* [Work required]: In the access control study notes below, within how many minutes should the screensaver lock the screen, and within how many minutes should it perform an automatic logoff?

* [Text passage]:
++++

MAC (Mandatory Access Control), Reference Monitor
It is critical that the screensaver locks the screen within __ minutes and does an automatic logoff within __ minutes.
5 min, 10 min. Can also have a physical card strapped to the person like a server at a restaurant.
Kerberos uses tickets, SESAME uses __.
PACs (Privileged Attribute Certificate)
__ is SSO that uses symmetric encryption for mutual authentication.
Kerberos
Revocation in terms of the access provisioning lifecycle is sometimes known as the __.
Offboarding process. It includes the removal of access when necessary.
SSO across multiple organizations e.g. logging in with Facebook credentials to other sites is called __.
Federated IdM (Identity Management)
The most trusted entity in Kerberos is the __.
KDC (Key Distribution Center)
The type of access control standard in most systems is __.
DAC (Discretionary Access Control)
This type of authentication does not change and can cause privacy concerns.
Something you are. Implemented through biometrics.
To catch advanced attacks you look for a __ such as a zero day attack.
Anomoly since it is unknown
To catch traditional attacks you look for a __ which is a pattern of activity for known attacks.
Signature
Two factor authentication is always better than single factor authentication. True or False
False. Two factor is only better if there is an overlapping element e.g. something you have and know is better than just something you have. However biometrics may be better than something you have and know. It depends on the question e.g. if there is a requirement to use a physical attribute choose something you are.

++++

* [Entries provided]:
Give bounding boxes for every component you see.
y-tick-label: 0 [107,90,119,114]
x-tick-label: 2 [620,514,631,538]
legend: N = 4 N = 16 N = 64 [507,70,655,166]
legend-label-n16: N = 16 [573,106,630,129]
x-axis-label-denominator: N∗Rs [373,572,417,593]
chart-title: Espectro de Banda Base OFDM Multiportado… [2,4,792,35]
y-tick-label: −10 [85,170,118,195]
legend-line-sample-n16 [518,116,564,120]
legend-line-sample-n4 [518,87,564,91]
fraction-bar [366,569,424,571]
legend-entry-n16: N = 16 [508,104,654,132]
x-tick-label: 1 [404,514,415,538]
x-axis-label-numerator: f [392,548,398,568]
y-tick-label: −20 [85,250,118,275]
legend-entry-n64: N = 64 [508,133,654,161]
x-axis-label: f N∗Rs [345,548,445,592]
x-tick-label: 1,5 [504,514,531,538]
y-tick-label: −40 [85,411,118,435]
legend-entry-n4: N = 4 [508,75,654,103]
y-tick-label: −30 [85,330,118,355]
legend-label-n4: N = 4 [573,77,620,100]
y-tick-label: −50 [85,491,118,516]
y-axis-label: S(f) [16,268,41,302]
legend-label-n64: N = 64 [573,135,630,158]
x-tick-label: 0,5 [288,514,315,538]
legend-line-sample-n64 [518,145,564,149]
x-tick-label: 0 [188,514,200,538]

++++

* [Exercise response]: It should lock the screen within 5 minutes and perform an automatic logoff within 10 minutes.